◆ SET EXERCISE
Gather up the lines with the word "hoses" in them.

--- Start ---

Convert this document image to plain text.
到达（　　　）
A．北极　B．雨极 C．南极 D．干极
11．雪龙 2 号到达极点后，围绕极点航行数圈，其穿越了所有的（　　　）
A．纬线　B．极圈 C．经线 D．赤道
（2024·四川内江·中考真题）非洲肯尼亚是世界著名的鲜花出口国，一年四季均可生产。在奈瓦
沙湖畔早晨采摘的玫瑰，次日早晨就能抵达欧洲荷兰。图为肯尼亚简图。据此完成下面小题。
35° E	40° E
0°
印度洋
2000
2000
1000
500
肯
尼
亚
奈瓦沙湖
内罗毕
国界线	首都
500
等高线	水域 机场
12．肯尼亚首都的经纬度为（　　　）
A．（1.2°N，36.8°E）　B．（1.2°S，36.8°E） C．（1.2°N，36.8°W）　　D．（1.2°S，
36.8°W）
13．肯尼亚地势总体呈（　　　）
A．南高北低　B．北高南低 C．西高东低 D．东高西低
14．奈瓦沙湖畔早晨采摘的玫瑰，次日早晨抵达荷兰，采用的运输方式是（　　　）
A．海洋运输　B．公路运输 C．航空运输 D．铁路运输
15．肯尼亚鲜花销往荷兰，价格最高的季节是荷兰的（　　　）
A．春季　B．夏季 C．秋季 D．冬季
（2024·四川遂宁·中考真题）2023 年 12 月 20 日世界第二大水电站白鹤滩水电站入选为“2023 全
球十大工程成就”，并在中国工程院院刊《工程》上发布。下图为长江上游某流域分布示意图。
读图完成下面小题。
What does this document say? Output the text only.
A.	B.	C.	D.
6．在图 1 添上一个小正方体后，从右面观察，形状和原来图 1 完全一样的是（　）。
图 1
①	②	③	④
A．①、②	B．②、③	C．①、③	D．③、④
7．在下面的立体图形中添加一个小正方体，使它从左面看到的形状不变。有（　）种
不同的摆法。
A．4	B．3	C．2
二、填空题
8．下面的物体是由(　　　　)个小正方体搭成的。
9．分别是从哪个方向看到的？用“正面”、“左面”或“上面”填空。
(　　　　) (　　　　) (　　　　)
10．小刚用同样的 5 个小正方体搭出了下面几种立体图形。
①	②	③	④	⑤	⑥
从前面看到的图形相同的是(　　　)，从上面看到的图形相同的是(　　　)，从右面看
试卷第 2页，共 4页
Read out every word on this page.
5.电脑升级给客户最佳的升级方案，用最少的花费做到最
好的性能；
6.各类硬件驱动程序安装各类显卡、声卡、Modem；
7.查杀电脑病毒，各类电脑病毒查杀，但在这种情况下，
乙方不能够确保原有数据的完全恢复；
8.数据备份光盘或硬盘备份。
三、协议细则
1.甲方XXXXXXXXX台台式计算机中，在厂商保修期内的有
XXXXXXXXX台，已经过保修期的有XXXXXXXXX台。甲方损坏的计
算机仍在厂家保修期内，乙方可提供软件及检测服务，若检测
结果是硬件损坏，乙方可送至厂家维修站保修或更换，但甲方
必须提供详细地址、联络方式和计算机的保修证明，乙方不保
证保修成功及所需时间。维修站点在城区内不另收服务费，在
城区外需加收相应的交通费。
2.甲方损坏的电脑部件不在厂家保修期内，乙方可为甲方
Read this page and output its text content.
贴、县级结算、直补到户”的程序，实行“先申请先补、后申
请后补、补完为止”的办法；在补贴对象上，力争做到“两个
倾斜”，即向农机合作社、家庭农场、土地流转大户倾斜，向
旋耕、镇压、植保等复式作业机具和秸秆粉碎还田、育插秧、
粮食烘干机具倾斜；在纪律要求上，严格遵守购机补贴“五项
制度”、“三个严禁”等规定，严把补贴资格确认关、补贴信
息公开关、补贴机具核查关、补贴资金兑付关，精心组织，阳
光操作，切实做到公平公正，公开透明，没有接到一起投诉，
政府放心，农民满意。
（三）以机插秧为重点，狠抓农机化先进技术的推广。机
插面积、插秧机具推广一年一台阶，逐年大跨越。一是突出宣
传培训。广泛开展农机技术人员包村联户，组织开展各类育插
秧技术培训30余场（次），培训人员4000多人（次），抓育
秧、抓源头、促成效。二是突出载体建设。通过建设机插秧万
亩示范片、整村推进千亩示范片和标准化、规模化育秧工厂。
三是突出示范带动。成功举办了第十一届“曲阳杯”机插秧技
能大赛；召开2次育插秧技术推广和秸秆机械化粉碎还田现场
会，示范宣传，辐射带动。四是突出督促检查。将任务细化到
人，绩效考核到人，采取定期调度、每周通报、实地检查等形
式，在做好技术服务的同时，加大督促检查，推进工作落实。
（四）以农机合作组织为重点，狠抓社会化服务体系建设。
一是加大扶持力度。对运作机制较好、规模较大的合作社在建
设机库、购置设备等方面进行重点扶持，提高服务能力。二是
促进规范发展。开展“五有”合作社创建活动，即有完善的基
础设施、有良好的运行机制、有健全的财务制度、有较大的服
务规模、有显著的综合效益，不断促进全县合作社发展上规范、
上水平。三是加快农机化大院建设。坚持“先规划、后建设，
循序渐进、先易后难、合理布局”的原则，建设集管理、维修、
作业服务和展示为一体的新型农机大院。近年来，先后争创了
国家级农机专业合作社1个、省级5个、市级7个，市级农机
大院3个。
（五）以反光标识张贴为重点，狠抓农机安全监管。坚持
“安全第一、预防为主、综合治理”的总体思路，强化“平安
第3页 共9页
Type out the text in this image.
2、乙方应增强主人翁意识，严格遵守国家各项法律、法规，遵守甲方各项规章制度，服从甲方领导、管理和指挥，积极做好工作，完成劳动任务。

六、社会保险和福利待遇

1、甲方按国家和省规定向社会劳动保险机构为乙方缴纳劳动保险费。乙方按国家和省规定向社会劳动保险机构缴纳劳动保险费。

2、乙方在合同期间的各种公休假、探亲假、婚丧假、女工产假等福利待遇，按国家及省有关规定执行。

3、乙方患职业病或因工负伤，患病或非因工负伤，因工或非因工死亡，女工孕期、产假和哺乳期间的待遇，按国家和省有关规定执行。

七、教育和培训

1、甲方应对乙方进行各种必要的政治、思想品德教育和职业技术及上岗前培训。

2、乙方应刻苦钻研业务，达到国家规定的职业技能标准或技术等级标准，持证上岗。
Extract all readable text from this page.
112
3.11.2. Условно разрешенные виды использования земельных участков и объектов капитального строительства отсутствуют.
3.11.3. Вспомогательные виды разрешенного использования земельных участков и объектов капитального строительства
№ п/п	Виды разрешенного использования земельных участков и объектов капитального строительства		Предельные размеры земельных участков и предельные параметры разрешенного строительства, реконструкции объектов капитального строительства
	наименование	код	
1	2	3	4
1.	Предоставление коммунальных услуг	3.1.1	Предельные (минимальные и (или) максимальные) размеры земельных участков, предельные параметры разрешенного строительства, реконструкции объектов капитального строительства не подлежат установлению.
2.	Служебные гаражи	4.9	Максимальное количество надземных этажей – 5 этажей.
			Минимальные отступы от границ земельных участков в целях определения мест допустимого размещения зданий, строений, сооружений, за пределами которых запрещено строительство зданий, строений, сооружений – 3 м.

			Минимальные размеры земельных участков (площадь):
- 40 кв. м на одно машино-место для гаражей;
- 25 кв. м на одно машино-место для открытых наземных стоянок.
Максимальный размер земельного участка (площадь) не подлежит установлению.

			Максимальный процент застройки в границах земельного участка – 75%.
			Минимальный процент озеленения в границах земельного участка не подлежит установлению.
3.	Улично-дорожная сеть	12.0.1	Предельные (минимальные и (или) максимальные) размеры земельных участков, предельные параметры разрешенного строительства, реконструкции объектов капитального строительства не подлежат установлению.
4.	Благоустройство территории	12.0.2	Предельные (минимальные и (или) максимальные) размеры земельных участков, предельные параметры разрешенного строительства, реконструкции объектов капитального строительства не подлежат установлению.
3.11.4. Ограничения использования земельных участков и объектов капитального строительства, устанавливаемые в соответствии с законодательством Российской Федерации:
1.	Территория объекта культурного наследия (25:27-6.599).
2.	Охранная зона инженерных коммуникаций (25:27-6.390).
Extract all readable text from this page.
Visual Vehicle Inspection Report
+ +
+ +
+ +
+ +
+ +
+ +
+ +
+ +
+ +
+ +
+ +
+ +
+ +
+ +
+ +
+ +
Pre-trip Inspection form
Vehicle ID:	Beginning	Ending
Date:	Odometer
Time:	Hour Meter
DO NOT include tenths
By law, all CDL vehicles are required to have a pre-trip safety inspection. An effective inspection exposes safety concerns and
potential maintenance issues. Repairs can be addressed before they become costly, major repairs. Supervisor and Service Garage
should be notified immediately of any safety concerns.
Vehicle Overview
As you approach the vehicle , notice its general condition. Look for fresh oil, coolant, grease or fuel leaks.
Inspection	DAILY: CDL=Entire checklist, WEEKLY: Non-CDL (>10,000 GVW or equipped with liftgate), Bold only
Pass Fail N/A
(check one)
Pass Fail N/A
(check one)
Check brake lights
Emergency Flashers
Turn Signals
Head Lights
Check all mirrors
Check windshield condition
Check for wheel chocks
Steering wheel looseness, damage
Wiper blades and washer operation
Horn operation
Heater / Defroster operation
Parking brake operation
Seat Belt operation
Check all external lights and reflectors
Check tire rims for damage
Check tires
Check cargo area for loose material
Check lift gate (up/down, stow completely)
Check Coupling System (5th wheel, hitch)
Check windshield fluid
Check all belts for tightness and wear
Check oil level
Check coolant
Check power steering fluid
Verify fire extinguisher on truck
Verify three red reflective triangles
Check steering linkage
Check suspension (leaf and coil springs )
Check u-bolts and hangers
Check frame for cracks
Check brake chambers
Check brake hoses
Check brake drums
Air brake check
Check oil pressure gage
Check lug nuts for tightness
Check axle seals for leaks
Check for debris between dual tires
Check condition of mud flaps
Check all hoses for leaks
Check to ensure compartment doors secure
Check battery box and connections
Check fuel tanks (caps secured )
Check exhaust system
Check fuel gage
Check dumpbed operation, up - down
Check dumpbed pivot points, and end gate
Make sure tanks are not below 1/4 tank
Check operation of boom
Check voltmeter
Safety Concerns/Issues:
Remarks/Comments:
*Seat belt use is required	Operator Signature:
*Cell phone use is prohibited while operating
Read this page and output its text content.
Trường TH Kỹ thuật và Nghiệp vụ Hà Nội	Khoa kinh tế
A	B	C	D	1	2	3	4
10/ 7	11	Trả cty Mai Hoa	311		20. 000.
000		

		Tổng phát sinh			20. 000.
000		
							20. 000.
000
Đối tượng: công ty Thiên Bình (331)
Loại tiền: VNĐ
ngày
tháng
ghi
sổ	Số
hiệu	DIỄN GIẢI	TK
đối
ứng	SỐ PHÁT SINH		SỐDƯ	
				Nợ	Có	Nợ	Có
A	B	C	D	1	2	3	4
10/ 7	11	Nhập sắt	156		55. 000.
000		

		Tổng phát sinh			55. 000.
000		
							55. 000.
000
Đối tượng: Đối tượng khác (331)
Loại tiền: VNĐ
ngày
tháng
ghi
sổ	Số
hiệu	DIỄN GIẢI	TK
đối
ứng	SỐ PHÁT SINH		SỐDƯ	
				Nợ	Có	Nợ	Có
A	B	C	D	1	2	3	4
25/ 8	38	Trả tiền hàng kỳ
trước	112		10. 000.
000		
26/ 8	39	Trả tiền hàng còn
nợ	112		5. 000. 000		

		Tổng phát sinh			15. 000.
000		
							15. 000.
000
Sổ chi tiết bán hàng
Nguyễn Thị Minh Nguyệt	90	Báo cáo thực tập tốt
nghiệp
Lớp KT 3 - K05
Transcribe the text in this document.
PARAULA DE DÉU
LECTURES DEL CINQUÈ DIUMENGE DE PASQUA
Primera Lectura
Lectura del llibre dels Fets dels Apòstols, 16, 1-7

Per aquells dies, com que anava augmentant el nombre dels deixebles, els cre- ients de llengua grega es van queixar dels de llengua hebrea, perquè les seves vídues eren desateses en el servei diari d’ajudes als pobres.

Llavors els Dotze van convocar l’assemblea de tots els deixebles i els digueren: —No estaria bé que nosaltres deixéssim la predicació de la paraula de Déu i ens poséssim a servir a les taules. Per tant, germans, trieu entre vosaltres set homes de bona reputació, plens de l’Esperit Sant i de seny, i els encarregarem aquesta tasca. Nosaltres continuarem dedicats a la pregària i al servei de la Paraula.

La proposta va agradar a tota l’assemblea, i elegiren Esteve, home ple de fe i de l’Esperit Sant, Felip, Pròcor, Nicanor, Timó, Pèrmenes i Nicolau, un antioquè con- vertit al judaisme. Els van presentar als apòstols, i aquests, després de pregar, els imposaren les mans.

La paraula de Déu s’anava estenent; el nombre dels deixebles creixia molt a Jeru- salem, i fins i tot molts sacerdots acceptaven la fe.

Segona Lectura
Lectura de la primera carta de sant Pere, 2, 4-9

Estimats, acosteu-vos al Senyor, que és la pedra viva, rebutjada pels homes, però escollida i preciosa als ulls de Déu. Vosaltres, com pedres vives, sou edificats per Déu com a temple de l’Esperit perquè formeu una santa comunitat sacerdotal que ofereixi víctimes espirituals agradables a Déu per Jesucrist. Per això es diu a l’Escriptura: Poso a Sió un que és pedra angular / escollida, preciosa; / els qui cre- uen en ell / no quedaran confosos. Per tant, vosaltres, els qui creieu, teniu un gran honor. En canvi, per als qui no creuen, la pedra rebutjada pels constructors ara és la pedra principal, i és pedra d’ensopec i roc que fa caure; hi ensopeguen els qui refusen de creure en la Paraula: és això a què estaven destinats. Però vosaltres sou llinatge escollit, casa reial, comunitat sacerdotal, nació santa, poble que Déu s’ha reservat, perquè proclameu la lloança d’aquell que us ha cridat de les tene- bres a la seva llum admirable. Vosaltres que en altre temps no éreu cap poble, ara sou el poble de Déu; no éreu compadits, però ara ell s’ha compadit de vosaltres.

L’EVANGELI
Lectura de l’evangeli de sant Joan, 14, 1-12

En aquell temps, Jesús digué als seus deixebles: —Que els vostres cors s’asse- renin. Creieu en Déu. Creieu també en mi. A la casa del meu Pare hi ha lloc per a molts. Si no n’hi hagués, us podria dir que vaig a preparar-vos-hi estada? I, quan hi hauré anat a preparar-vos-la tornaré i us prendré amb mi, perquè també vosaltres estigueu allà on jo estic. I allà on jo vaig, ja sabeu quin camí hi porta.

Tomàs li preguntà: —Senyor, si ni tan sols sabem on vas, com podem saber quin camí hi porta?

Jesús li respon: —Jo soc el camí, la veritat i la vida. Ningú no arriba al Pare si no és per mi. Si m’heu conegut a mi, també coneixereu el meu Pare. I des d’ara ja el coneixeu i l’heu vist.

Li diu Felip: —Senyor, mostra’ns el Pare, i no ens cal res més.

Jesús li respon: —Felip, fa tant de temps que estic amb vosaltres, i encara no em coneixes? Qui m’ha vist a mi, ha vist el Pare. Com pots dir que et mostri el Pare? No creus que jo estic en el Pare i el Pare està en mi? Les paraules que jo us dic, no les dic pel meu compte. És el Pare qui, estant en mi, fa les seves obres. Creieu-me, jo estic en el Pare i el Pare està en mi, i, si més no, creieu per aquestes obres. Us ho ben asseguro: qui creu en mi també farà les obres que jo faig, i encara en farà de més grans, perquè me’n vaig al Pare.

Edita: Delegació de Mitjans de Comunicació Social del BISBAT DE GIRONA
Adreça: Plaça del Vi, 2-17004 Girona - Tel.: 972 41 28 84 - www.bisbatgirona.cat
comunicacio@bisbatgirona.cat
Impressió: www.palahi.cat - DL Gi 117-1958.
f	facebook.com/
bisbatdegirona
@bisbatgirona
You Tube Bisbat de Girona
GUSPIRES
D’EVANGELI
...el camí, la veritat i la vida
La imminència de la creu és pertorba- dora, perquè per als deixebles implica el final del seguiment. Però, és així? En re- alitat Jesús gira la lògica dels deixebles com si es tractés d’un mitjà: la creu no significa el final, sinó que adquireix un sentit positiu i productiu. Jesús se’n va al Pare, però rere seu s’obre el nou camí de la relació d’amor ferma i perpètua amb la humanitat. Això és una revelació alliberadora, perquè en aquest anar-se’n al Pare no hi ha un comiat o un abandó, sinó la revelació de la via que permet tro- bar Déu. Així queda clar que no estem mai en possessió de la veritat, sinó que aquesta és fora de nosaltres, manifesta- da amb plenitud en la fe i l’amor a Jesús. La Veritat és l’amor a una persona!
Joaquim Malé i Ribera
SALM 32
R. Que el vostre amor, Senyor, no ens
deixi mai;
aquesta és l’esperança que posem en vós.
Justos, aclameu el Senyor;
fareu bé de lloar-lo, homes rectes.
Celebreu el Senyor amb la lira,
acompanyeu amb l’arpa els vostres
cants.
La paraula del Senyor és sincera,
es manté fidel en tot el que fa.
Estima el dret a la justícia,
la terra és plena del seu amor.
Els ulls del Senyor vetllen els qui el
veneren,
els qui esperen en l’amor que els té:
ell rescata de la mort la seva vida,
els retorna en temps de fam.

--- End ---

◆ SOLUTION TO THIS EXERCISE
Check brake hoses
Check all hoses for leaks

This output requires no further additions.